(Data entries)
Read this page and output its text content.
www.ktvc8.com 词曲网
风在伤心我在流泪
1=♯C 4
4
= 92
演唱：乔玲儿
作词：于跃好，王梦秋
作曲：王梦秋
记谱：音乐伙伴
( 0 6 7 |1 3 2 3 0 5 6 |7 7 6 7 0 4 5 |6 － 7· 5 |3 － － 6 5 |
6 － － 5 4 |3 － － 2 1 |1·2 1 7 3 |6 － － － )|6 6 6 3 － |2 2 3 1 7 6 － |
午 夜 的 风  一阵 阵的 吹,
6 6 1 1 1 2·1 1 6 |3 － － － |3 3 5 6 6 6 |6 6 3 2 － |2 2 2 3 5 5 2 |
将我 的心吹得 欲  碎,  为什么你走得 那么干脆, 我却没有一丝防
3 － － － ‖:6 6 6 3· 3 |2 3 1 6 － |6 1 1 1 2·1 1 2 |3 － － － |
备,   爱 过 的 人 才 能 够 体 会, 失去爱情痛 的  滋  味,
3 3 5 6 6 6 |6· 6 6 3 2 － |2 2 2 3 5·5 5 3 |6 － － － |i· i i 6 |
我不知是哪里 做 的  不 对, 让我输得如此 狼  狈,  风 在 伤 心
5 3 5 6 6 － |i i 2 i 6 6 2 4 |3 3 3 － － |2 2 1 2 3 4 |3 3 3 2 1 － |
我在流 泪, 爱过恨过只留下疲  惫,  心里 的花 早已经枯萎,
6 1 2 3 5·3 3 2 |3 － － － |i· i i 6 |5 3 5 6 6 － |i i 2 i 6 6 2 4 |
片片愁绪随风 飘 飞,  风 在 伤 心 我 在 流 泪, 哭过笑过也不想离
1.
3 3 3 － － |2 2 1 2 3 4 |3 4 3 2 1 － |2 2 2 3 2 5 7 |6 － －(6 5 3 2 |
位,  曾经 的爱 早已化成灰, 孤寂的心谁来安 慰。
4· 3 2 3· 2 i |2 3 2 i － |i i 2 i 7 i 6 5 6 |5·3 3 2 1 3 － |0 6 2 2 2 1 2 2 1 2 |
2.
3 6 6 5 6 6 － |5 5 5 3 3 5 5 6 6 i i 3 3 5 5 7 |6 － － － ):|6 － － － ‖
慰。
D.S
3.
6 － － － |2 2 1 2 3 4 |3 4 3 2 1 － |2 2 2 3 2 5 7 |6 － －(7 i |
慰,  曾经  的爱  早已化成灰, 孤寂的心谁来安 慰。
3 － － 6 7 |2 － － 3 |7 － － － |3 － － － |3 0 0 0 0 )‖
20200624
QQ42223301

Task to carry out: Search the records for the word "孤寂的心谁来安", then list every line that has it.

Solution for this exercise:
位,  曾经 的爱 早已化成灰, 孤寂的心谁来安 慰。
慰,  曾经  的爱  早已化成灰, 孤寂的心谁来安 慰。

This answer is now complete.